• DIRECTIVE
Retype the material in full, keeping every word the same.
********************
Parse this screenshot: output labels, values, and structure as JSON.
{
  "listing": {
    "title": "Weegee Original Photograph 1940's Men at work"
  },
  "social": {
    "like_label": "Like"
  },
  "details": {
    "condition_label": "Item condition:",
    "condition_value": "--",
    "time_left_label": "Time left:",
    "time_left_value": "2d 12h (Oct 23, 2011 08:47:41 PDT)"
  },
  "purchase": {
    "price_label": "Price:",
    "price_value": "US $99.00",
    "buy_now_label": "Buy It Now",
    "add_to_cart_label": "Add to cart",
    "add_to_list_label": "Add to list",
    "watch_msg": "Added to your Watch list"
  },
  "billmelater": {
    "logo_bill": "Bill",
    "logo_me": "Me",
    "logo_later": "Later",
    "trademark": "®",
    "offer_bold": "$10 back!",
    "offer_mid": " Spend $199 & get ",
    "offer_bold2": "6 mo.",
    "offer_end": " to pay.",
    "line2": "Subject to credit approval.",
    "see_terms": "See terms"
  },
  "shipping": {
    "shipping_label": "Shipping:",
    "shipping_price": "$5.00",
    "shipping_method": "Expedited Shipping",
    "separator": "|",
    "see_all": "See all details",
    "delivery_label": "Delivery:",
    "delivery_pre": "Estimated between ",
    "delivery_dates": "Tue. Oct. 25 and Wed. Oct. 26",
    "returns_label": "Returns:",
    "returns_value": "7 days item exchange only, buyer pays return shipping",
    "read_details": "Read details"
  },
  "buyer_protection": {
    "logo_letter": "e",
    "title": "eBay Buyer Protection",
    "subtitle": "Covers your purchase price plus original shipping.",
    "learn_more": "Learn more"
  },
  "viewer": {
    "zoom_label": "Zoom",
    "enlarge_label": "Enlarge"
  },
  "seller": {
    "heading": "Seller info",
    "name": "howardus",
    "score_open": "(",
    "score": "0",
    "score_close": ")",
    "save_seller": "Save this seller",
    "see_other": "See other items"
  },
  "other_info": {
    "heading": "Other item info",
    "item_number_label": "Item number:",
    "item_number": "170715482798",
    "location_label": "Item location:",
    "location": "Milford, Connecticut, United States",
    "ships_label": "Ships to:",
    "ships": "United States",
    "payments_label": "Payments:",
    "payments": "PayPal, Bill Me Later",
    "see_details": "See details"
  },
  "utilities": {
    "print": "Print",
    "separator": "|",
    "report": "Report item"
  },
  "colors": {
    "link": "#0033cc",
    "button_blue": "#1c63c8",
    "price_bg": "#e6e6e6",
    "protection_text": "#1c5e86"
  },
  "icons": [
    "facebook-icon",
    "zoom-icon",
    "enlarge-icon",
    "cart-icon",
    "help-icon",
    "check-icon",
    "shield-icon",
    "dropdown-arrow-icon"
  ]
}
********************
• SOLUTION
Parse this screenshot: output labels, values, and structure as JSON.
{
  "listing": {
    "title": "Weegee Original Photograph 1940's Men at work"
  },
  "social": {
    "like_label": "Like"
  },
  "details": {
    "condition_label": "Item condition:",
    "condition_value": "--",
    "time_left_label": "Time left:",
    "time_left_value": "2d 12h (Oct 23, 2011 08:47:41 PDT)"
  },
  "purchase": {
    "price_label": "Price:",
    "price_value": "US $99.00",
    "buy_now_label": "Buy It Now",
    "add_to_cart_label": "Add to cart",
    "add_to_list_label": "Add to list",
    "watch_msg": "Added to your Watch list"
  },
  "billmelater": {
    "logo_bill": "Bill",
    "logo_me": "Me",
    "logo_later": "Later",
    "trademark": "®",
    "offer_bold": "$10 back!",
    "offer_mid": " Spend $199 & get ",
    "offer_bold2": "6 mo.",
    "offer_end": " to pay.",
    "line2": "Subject to credit approval.",
    "see_terms": "See terms"
  },
  "shipping": {
    "shipping_label": "Shipping:",
    "shipping_price": "$5.00",
    "shipping_method": "Expedited Shipping",
    "separator": "|",
    "see_all": "See all details",
    "delivery_label": "Delivery:",
    "delivery_pre": "Estimated between ",
    "delivery_dates": "Tue. Oct. 25 and Wed. Oct. 26",
    "returns_label": "Returns:",
    "returns_value": "7 days item exchange only, buyer pays return shipping",
    "read_details": "Read details"
  },
  "buyer_protection": {
    "logo_letter": "e",
    "title": "eBay Buyer Protection",
    "subtitle": "Covers your purchase price plus original shipping.",
    "learn_more": "Learn more"
  },
  "viewer": {
    "zoom_label": "Zoom",
    "enlarge_label": "Enlarge"
  },
  "seller": {
    "heading": "Seller info",
    "name": "howardus",
    "score_open": "(",
    "score": "0",
    "score_close": ")",
    "save_seller": "Save this seller",
    "see_other": "See other items"
  },
  "other_info": {
    "heading": "Other item info",
    "item_number_label": "Item number:",
    "item_number": "170715482798",
    "location_label": "Item location:",
    "location": "Milford, Connecticut, United States",
    "ships_label": "Ships to:",
    "ships": "United States",
    "payments_label": "Payments:",
    "payments": "PayPal, Bill Me Later",
    "see_details": "See details"
  },
  "utilities": {
    "print": "Print",
    "separator": "|",
    "report": "Report item"
  },
  "colors": {
    "link": "#0033cc",
    "button_blue": "#1c63c8",
    "price_bg": "#e6e6e6",
    "protection_text": "#1c5e86"
  },
  "icons": [
    "facebook-icon",
    "zoom-icon",
    "enlarge-icon",
    "cart-icon",
    "help-icon",
    "check-icon",
    "shield-icon",
    "dropdown-arrow-icon"
  ]
}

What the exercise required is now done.